EXERCISE REQUIREMENTS:
Below is a block of records; repeat each one exactly.

EXTRACTED ENTRIES:
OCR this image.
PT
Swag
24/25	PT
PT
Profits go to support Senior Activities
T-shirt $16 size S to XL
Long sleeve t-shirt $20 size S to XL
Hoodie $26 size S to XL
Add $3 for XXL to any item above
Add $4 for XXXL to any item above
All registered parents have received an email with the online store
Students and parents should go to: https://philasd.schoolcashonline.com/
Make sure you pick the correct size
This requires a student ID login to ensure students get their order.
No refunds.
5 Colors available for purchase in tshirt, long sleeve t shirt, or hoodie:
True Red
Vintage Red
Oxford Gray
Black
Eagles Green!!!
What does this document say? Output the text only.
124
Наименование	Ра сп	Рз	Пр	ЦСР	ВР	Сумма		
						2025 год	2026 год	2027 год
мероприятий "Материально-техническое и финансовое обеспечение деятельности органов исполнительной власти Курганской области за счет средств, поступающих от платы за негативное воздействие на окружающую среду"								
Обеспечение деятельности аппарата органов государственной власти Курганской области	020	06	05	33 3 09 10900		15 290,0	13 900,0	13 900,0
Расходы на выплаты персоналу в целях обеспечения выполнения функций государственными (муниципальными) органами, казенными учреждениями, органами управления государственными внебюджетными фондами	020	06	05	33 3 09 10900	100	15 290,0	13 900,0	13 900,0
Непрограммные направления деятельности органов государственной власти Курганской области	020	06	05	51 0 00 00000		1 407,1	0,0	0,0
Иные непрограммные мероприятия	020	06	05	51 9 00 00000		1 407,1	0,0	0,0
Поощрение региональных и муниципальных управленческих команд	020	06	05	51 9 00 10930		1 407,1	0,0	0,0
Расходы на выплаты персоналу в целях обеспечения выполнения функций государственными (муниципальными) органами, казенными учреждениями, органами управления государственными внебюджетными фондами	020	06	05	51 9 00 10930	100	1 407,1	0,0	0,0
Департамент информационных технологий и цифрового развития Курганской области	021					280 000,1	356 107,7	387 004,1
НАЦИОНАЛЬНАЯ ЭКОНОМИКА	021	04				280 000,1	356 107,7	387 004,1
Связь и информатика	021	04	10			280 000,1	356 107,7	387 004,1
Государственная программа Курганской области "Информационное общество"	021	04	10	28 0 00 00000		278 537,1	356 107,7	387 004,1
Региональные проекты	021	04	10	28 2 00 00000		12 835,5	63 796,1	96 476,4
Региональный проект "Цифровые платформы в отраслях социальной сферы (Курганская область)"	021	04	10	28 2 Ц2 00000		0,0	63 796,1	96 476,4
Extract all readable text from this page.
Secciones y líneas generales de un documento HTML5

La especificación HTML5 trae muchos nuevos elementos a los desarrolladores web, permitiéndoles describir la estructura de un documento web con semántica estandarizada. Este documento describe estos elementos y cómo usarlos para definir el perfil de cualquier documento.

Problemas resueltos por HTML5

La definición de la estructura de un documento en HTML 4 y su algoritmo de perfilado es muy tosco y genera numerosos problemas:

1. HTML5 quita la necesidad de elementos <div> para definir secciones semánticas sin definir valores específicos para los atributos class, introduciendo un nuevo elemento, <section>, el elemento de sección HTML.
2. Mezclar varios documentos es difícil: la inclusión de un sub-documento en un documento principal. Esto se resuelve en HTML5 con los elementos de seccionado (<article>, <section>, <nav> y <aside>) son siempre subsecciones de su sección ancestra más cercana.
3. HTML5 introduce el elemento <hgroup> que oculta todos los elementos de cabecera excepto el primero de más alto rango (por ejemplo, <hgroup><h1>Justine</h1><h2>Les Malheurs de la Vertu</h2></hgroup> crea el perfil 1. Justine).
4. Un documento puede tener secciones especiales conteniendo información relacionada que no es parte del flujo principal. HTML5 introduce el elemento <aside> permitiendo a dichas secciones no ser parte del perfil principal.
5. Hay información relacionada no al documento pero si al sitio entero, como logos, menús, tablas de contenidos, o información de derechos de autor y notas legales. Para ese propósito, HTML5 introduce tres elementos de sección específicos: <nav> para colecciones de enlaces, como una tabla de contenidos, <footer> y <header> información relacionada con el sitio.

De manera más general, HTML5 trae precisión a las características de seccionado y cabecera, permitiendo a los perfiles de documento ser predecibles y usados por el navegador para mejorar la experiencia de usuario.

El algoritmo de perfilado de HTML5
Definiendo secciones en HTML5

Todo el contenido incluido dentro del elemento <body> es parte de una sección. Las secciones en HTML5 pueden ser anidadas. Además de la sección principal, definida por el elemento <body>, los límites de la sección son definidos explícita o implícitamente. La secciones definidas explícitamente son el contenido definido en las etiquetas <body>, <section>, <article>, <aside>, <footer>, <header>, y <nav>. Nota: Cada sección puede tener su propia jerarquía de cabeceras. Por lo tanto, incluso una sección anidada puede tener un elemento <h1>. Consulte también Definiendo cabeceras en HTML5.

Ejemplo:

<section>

RESULT OF THE EXERCISE:
OCR this image.
PT
Swag
24/25	PT
PT
Profits go to support Senior Activities
T-shirt $16 size S to XL
Long sleeve t-shirt $20 size S to XL
Hoodie $26 size S to XL
Add $3 for XXL to any item above
Add $4 for XXXL to any item above
All registered parents have received an email with the online store
Students and parents should go to: https://philasd.schoolcashonline.com/
Make sure you pick the correct size
This requires a student ID login to ensure students get their order.
No refunds.
5 Colors available for purchase in tshirt, long sleeve t shirt, or hoodie:
True Red
Vintage Red
Oxford Gray
Black
Eagles Green!!!
What does this document say? Output the text only.
124
Наименование	Ра сп	Рз	Пр	ЦСР	ВР	Сумма		
						2025 год	2026 год	2027 год
мероприятий "Материально-техническое и финансовое обеспечение деятельности органов исполнительной власти Курганской области за счет средств, поступающих от платы за негативное воздействие на окружающую среду"								
Обеспечение деятельности аппарата органов государственной власти Курганской области	020	06	05	33 3 09 10900		15 290,0	13 900,0	13 900,0
Расходы на выплаты персоналу в целях обеспечения выполнения функций государственными (муниципальными) органами, казенными учреждениями, органами управления государственными внебюджетными фондами	020	06	05	33 3 09 10900	100	15 290,0	13 900,0	13 900,0
Непрограммные направления деятельности органов государственной власти Курганской области	020	06	05	51 0 00 00000		1 407,1	0,0	0,0
Иные непрограммные мероприятия	020	06	05	51 9 00 00000		1 407,1	0,0	0,0
Поощрение региональных и муниципальных управленческих команд	020	06	05	51 9 00 10930		1 407,1	0,0	0,0
Расходы на выплаты персоналу в целях обеспечения выполнения функций государственными (муниципальными) органами, казенными учреждениями, органами управления государственными внебюджетными фондами	020	06	05	51 9 00 10930	100	1 407,1	0,0	0,0
Департамент информационных технологий и цифрового развития Курганской области	021					280 000,1	356 107,7	387 004,1
НАЦИОНАЛЬНАЯ ЭКОНОМИКА	021	04				280 000,1	356 107,7	387 004,1
Связь и информатика	021	04	10			280 000,1	356 107,7	387 004,1
Государственная программа Курганской области "Информационное общество"	021	04	10	28 0 00 00000		278 537,1	356 107,7	387 004,1
Региональные проекты	021	04	10	28 2 00 00000		12 835,5	63 796,1	96 476,4
Региональный проект "Цифровые платформы в отраслях социальной сферы (Курганская область)"	021	04	10	28 2 Ц2 00000		0,0	63 796,1	96 476,4
Extract all readable text from this page.
Secciones y líneas generales de un documento HTML5

La especificación HTML5 trae muchos nuevos elementos a los desarrolladores web, permitiéndoles describir la estructura de un documento web con semántica estandarizada. Este documento describe estos elementos y cómo usarlos para definir el perfil de cualquier documento.

Problemas resueltos por HTML5

La definición de la estructura de un documento en HTML 4 y su algoritmo de perfilado es muy tosco y genera numerosos problemas:

1. HTML5 quita la necesidad de elementos <div> para definir secciones semánticas sin definir valores específicos para los atributos class, introduciendo un nuevo elemento, <section>, el elemento de sección HTML.
2. Mezclar varios documentos es difícil: la inclusión de un sub-documento en un documento principal. Esto se resuelve en HTML5 con los elementos de seccionado (<article>, <section>, <nav> y <aside>) son siempre subsecciones de su sección ancestra más cercana.
3. HTML5 introduce el elemento <hgroup> que oculta todos los elementos de cabecera excepto el primero de más alto rango (por ejemplo, <hgroup><h1>Justine</h1><h2>Les Malheurs de la Vertu</h2></hgroup> crea el perfil 1. Justine).
4. Un documento puede tener secciones especiales conteniendo información relacionada que no es parte del flujo principal. HTML5 introduce el elemento <aside> permitiendo a dichas secciones no ser parte del perfil principal.
5. Hay información relacionada no al documento pero si al sitio entero, como logos, menús, tablas de contenidos, o información de derechos de autor y notas legales. Para ese propósito, HTML5 introduce tres elementos de sección específicos: <nav> para colecciones de enlaces, como una tabla de contenidos, <footer> y <header> información relacionada con el sitio.

De manera más general, HTML5 trae precisión a las características de seccionado y cabecera, permitiendo a los perfiles de documento ser predecibles y usados por el navegador para mejorar la experiencia de usuario.

El algoritmo de perfilado de HTML5
Definiendo secciones en HTML5

Todo el contenido incluido dentro del elemento <body> es parte de una sección. Las secciones en HTML5 pueden ser anidadas. Además de la sección principal, definida por el elemento <body>, los límites de la sección son definidos explícita o implícitamente. La secciones definidas explícitamente son el contenido definido en las etiquetas <body>, <section>, <article>, <aside>, <footer>, <header>, y <nav>. Nota: Cada sección puede tener su propia jerarquía de cabeceras. Por lo tanto, incluso una sección anidada puede tener un elemento <h1>. Consulte también Definiendo cabeceras en HTML5.

Ejemplo:

<section>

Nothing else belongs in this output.